SET TASK:
Could you extract every line of the data below and copy each one out verbatim, without changing a single character?

[Items listed in a dataset]
= = = = = = =
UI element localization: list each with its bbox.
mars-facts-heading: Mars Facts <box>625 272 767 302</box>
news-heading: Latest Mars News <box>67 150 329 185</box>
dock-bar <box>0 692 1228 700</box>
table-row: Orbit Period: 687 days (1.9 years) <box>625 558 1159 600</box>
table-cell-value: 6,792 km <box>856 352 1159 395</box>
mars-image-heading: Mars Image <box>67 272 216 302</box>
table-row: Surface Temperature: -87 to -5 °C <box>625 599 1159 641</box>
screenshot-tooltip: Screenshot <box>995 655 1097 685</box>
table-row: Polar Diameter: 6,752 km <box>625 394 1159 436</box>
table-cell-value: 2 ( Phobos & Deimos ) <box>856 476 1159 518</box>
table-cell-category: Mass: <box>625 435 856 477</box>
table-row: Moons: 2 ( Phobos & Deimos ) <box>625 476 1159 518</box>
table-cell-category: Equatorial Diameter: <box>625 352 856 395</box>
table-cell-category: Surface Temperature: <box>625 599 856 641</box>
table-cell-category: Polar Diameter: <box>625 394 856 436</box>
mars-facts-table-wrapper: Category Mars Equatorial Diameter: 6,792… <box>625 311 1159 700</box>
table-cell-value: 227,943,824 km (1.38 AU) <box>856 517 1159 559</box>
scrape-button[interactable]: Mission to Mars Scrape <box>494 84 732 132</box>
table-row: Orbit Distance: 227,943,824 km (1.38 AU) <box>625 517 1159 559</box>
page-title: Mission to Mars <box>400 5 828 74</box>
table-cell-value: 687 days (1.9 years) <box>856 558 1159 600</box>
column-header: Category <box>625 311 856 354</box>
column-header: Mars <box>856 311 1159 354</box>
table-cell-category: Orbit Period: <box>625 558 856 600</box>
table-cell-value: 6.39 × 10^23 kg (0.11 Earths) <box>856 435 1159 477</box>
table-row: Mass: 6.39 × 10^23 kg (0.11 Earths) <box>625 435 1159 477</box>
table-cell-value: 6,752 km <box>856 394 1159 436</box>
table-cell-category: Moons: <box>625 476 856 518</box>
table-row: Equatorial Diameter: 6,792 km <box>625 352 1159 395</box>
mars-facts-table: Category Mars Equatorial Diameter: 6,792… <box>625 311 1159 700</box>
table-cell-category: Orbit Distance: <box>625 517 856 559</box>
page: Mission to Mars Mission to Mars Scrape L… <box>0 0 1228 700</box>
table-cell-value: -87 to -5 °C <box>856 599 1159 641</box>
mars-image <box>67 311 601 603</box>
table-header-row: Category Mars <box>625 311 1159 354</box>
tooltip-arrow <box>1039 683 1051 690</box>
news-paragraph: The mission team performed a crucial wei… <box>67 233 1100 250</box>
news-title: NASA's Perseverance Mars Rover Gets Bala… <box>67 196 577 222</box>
= = = = = = =
RESPONSE:
UI element localization: list each with its bbox.
mars-facts-heading: Mars Facts <box>625 272 767 302</box>
news-heading: Latest Mars News <box>67 150 329 185</box>
dock-bar <box>0 692 1228 700</box>
table-row: Orbit Period: 687 days (1.9 years) <box>625 558 1159 600</box>
table-cell-value: 6,792 km <box>856 352 1159 395</box>
mars-image-heading: Mars Image <box>67 272 216 302</box>
table-row: Surface Temperature: -87 to -5 °C <box>625 599 1159 641</box>
screenshot-tooltip: Screenshot <box>995 655 1097 685</box>
table-row: Polar Diameter: 6,752 km <box>625 394 1159 436</box>
table-cell-value: 2 ( Phobos & Deimos ) <box>856 476 1159 518</box>
table-cell-category: Mass: <box>625 435 856 477</box>
table-row: Moons: 2 ( Phobos & Deimos ) <box>625 476 1159 518</box>
table-cell-category: Equatorial Diameter: <box>625 352 856 395</box>
table-cell-category: Surface Temperature: <box>625 599 856 641</box>
table-cell-category: Polar Diameter: <box>625 394 856 436</box>
mars-facts-table-wrapper: Category Mars Equatorial Diameter: 6,792… <box>625 311 1159 700</box>
table-cell-value: 227,943,824 km (1.38 AU) <box>856 517 1159 559</box>
scrape-button[interactable]: Mission to Mars Scrape <box>494 84 732 132</box>
table-row: Orbit Distance: 227,943,824 km (1.38 AU) <box>625 517 1159 559</box>
page-title: Mission to Mars <box>400 5 828 74</box>
table-cell-value: 687 days (1.9 years) <box>856 558 1159 600</box>
column-header: Category <box>625 311 856 354</box>
column-header: Mars <box>856 311 1159 354</box>
table-cell-category: Orbit Period: <box>625 558 856 600</box>
table-cell-value: 6.39 × 10^23 kg (0.11 Earths) <box>856 435 1159 477</box>
table-row: Mass: 6.39 × 10^23 kg (0.11 Earths) <box>625 435 1159 477</box>
table-cell-value: 6,752 km <box>856 394 1159 436</box>
table-cell-category: Moons: <box>625 476 856 518</box>
table-row: Equatorial Diameter: 6,792 km <box>625 352 1159 395</box>
mars-facts-table: Category Mars Equatorial Diameter: 6,792… <box>625 311 1159 700</box>
table-cell-category: Orbit Distance: <box>625 517 856 559</box>
page: Mission to Mars Mission to Mars Scrape L… <box>0 0 1228 700</box>
table-cell-value: -87 to -5 °C <box>856 599 1159 641</box>
mars-image <box>67 311 601 603</box>
table-header-row: Category Mars <box>625 311 1159 354</box>
tooltip-arrow <box>1039 683 1051 690</box>
news-paragraph: The mission team performed a crucial wei… <box>67 233 1100 250</box>
news-title: NASA's Perseverance Mars Rover Gets Bala… <box>67 196 577 222</box>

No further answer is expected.